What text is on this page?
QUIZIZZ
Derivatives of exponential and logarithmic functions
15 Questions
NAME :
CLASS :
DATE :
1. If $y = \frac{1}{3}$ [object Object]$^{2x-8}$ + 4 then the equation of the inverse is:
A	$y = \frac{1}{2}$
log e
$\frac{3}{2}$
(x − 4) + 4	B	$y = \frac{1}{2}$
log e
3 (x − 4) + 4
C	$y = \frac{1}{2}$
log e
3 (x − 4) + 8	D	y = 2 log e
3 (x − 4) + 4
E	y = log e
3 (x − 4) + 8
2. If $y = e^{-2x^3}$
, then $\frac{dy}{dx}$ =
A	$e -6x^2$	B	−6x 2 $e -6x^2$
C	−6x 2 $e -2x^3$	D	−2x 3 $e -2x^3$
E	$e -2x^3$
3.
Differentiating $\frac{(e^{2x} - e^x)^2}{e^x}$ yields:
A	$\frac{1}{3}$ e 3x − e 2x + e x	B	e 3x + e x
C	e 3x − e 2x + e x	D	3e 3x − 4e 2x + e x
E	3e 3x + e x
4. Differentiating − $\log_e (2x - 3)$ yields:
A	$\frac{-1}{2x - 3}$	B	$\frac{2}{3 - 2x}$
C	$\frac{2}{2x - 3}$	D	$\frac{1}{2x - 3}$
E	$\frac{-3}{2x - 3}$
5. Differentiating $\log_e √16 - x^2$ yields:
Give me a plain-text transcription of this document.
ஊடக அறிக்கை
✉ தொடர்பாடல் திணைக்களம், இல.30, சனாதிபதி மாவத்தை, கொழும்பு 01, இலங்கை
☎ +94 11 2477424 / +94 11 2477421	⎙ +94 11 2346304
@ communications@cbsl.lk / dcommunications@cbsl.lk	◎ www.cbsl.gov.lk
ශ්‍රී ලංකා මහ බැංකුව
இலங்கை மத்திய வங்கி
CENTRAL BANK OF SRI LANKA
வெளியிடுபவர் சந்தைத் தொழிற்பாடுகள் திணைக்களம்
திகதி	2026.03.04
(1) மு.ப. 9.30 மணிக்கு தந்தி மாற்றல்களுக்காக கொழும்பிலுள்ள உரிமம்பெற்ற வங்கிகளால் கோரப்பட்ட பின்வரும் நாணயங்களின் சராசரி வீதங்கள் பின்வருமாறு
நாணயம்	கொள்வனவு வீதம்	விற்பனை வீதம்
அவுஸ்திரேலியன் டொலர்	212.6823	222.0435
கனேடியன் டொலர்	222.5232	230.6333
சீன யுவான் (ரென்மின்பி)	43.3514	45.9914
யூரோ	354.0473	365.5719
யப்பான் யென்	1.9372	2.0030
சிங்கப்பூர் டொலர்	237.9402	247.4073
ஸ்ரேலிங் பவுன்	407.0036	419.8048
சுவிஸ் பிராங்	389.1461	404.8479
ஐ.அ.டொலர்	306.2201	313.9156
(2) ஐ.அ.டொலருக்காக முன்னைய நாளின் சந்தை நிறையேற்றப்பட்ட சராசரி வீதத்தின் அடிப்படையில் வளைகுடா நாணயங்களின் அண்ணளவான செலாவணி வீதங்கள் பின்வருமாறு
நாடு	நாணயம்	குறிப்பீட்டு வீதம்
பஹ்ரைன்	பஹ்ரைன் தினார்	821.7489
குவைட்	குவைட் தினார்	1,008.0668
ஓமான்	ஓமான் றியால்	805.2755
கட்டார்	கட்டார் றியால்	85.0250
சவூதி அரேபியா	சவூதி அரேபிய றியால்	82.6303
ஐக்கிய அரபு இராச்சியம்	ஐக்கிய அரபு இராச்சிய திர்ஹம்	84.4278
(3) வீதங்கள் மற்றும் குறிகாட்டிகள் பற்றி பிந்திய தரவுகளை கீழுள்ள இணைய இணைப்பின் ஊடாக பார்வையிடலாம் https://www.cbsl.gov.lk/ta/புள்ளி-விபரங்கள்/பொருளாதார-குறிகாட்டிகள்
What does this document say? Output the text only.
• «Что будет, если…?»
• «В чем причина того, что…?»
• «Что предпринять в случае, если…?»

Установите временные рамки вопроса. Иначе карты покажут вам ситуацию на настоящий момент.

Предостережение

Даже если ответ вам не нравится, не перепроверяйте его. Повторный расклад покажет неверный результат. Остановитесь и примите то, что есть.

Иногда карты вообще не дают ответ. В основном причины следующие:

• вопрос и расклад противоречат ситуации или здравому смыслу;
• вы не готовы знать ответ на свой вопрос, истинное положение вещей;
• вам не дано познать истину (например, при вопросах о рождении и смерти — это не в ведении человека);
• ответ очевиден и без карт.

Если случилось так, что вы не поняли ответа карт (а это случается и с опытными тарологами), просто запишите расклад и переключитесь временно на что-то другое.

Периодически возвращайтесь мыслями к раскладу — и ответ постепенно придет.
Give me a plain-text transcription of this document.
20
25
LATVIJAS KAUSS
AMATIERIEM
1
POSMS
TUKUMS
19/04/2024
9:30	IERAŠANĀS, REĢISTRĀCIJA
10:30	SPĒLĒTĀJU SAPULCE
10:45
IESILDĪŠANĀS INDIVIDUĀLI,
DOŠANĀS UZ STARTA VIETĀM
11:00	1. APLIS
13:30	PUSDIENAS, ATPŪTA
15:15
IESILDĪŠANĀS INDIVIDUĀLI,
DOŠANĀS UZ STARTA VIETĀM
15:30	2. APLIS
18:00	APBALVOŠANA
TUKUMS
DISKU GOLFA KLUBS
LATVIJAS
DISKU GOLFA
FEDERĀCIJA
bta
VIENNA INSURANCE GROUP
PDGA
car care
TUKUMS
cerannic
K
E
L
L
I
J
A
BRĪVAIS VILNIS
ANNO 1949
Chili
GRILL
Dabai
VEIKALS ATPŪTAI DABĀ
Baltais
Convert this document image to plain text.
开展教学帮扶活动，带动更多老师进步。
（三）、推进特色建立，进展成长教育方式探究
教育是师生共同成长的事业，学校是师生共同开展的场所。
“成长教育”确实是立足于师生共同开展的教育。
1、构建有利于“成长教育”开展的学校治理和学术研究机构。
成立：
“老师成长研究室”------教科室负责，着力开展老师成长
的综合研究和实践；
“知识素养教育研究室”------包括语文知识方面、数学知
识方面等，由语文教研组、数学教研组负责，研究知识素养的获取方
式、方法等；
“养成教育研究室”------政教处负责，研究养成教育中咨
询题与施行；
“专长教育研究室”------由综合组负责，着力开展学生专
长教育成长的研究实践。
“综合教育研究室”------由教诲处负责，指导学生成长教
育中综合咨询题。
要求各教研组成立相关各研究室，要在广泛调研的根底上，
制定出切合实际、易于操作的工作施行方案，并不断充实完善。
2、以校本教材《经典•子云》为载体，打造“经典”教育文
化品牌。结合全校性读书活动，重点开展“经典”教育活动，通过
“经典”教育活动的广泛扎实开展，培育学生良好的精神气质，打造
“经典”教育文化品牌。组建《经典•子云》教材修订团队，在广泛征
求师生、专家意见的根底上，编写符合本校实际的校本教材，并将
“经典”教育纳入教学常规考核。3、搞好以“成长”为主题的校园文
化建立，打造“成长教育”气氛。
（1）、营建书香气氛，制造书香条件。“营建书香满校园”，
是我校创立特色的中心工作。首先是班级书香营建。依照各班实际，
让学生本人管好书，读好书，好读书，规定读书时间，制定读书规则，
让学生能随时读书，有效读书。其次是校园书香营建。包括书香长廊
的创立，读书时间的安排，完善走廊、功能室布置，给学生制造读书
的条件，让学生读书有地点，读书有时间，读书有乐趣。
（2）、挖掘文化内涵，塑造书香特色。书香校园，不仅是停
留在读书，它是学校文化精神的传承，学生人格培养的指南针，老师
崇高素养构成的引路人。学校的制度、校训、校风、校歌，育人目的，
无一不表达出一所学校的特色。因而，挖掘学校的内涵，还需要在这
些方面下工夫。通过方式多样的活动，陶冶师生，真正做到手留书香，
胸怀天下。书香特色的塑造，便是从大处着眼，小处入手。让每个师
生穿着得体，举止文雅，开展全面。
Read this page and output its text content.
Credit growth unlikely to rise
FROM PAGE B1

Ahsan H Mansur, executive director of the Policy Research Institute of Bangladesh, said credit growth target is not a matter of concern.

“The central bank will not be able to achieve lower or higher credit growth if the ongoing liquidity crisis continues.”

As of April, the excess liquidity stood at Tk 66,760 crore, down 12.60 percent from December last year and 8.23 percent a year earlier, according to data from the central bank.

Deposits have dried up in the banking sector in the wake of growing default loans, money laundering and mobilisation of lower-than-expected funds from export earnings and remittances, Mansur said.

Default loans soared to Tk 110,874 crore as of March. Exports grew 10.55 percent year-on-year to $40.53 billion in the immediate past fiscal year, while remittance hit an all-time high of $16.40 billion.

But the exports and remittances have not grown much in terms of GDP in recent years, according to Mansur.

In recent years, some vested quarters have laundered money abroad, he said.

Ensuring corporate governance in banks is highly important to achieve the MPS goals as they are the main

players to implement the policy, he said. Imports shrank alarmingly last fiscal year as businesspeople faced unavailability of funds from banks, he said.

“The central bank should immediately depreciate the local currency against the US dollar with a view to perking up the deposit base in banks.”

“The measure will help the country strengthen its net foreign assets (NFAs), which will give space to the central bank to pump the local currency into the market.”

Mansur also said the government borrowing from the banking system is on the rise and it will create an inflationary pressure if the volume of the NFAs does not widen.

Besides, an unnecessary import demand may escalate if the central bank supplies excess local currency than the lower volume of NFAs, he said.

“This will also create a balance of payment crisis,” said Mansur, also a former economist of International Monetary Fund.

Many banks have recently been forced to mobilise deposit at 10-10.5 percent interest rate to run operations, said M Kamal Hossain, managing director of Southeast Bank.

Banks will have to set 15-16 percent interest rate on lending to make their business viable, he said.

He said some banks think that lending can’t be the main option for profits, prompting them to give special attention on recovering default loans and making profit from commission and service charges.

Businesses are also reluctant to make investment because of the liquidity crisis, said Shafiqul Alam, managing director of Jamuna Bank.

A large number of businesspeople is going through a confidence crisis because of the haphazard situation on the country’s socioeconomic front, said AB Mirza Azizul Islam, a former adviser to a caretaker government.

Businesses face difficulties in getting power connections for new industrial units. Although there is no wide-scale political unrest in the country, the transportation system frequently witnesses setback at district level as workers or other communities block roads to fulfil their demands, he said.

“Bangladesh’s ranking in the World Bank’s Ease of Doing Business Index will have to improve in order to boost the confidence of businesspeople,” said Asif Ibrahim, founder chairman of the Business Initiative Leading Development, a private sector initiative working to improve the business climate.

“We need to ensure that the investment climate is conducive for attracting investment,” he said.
....
TO DO: Pull out all lines in the data above that include "managing".

PROBLEM SOLUTION:
Many banks have recently been forced to mobilise deposit at 10-10.5 percent interest rate to run operations, said M Kamal Hossain, managing director of Southeast Bank.
Businesses are also reluctant to make investment because of the liquidity crisis, said Shafiqul Alam, managing director of Jamuna Bank.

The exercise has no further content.